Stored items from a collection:
- - -
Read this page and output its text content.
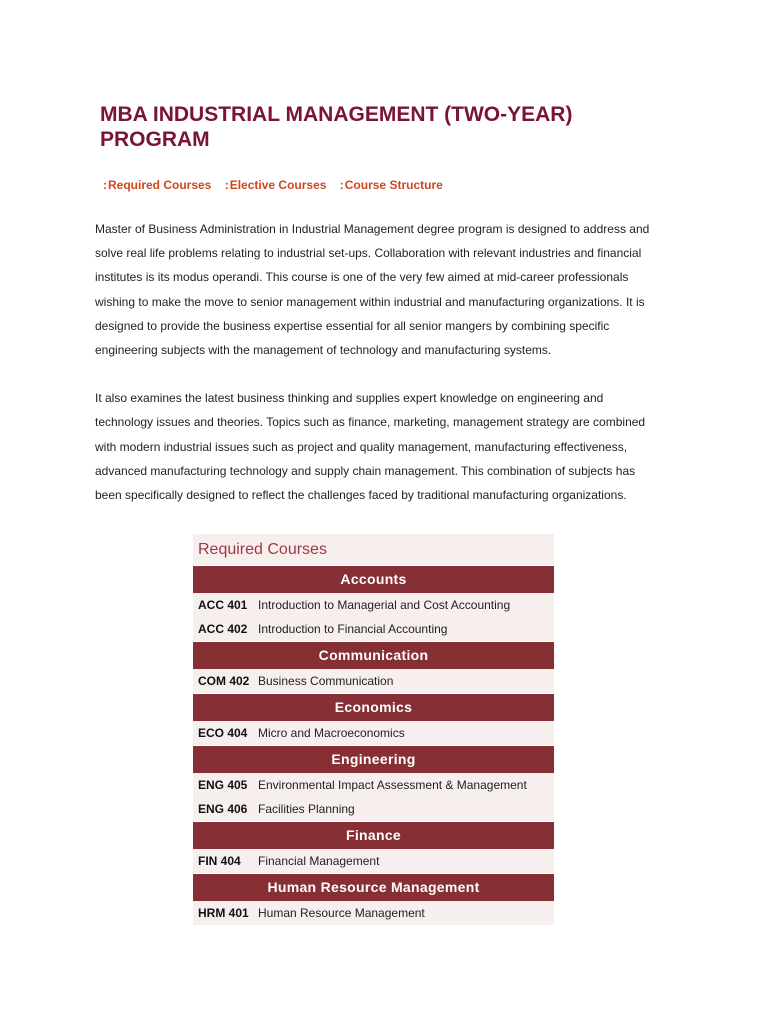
MBA INDUSTRIAL MANAGEMENT (TWO-YEAR) PROGRAM
:Required Courses :Elective Courses :Course Structure

Master of Business Administration in Industrial Management degree program is designed to address and solve real life problems relating to industrial set-ups. Collaboration with relevant industries and financial institutes is its modus operandi. This course is one of the very few aimed at mid-career professionals wishing to make the move to senior management within industrial and manufacturing organizations. It is designed to provide the business expertise essential for all senior mangers by combining specific engineering subjects with the management of technology and manufacturing systems.

It also examines the latest business thinking and supplies expert knowledge on engineering and technology issues and theories. Topics such as finance, marketing, management strategy are combined with modern industrial issues such as project and quality management, manufacturing effectiveness, advanced manufacturing technology and supply chain management. This combination of subjects has been specifically designed to reflect the challenges faced by traditional manufacturing organizations.

Required Courses
Accounts
ACC 401 Introduction to Managerial and Cost Accounting
ACC 402 Introduction to Financial Accounting
Communication
COM 402 Business Communication
Economics
ECO 404 Micro and Macroeconomics
Engineering
ENG 405 Environmental Impact Assessment & Management
ENG 406 Facilities Planning
Finance
FIN 404	Financial Management
Human Resource Management
HRM 401 Human Resource Management
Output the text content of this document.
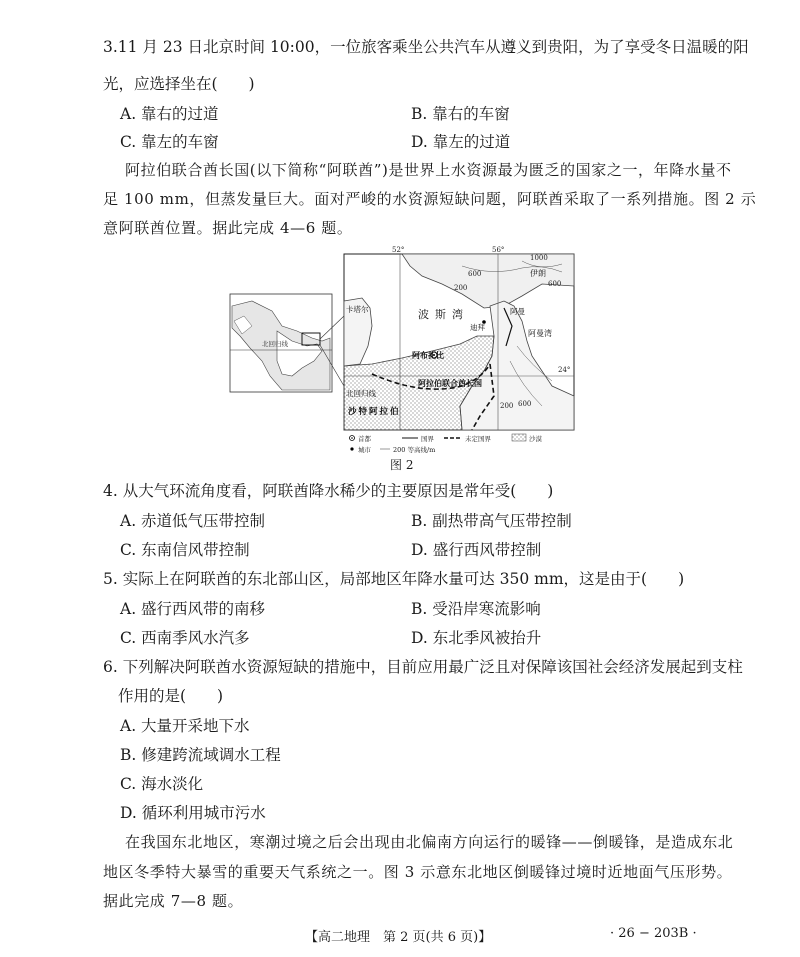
3.11 月 23 日北京时间 10:00，一位旅客乘坐公共汽车从遵义到贵阳，为了享受冬日温暖的阳
光，应选择坐在(　　)
A. 靠右的过道	B. 靠右的车窗
C. 靠左的车窗	D. 靠左的过道
阿拉伯联合酋长国(以下简称“阿联酋”)是世界上水资源最为匮乏的国家之一，年降水量不
足 100 mm，但蒸发量巨大。面对严峻的水资源短缺问题，阿联酋采取了一系列措施。图 2 示
意阿联酋位置。据此完成 4—6 题。
北回归线
52°	56°
24°
1000
600
600
200
200 600
伊朗
波斯湾
迪拜
阿曼湾
阿曼
卡塔尔
阿布扎比
阿拉伯联合酋长国
北回归线
沙特阿拉伯
首都	国界	未定国界	沙漠
城市	200 等高线/m
图 2
4. 从大气环流角度看，阿联酋降水稀少的主要原因是常年受(　　)
A. 赤道低气压带控制	B. 副热带高气压带控制
C. 东南信风带控制	D. 盛行西风带控制
5. 实际上在阿联酋的东北部山区，局部地区年降水量可达 350 mm，这是由于(　　)
A. 盛行西风带的南移	B. 受沿岸寒流影响
C. 西南季风水汽多	D. 东北季风被抬升
6. 下列解决阿联酋水资源短缺的措施中，目前应用最广泛且对保障该国社会经济发展起到支柱
作用的是(　　)
A. 大量开采地下水
B. 修建跨流域调水工程
C. 海水淡化
D. 循环利用城市污水
在我国东北地区，寒潮过境之后会出现由北偏南方向运行的暖锋——倒暖锋，是造成东北
地区冬季特大暴雪的重要天气系统之一。图 3 示意东北地区倒暖锋过境时近地面气压形势。
据此完成 7—8 题。
【高二地理　第 2 页(共 6 页)】	· 26 − 203B ·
- - -
■ **YOUR TASK**:
Beginning with the line that holds "Output the text content of this document." and ending with the last line of the material above, extract every line exactly, pictures excluded.

■ **TASK RESULT**:
Output the text content of this document.
3.11 月 23 日北京时间 10:00，一位旅客乘坐公共汽车从遵义到贵阳，为了享受冬日温暖的阳
光，应选择坐在(　　)
A. 靠右的过道	B. 靠右的车窗
C. 靠左的车窗	D. 靠左的过道
阿拉伯联合酋长国(以下简称“阿联酋”)是世界上水资源最为匮乏的国家之一，年降水量不
足 100 mm，但蒸发量巨大。面对严峻的水资源短缺问题，阿联酋采取了一系列措施。图 2 示
意阿联酋位置。据此完成 4—6 题。
北回归线
52°	56°
24°
1000
600
600
200
200 600
伊朗
波斯湾
迪拜
阿曼湾
阿曼
卡塔尔
阿布扎比
阿拉伯联合酋长国
北回归线
沙特阿拉伯
首都	国界	未定国界	沙漠
城市	200 等高线/m
图 2
4. 从大气环流角度看，阿联酋降水稀少的主要原因是常年受(　　)
A. 赤道低气压带控制	B. 副热带高气压带控制
C. 东南信风带控制	D. 盛行西风带控制
5. 实际上在阿联酋的东北部山区，局部地区年降水量可达 350 mm，这是由于(　　)
A. 盛行西风带的南移	B. 受沿岸寒流影响
C. 西南季风水汽多	D. 东北季风被抬升
6. 下列解决阿联酋水资源短缺的措施中，目前应用最广泛且对保障该国社会经济发展起到支柱
作用的是(　　)
A. 大量开采地下水
B. 修建跨流域调水工程
C. 海水淡化
D. 循环利用城市污水
在我国东北地区，寒潮过境之后会出现由北偏南方向运行的暖锋——倒暖锋，是造成东北
地区冬季特大暴雪的重要天气系统之一。图 3 示意东北地区倒暖锋过境时近地面气压形势。
据此完成 7—8 题。
【高二地理　第 2 页(共 6 页)】	· 26 − 203B ·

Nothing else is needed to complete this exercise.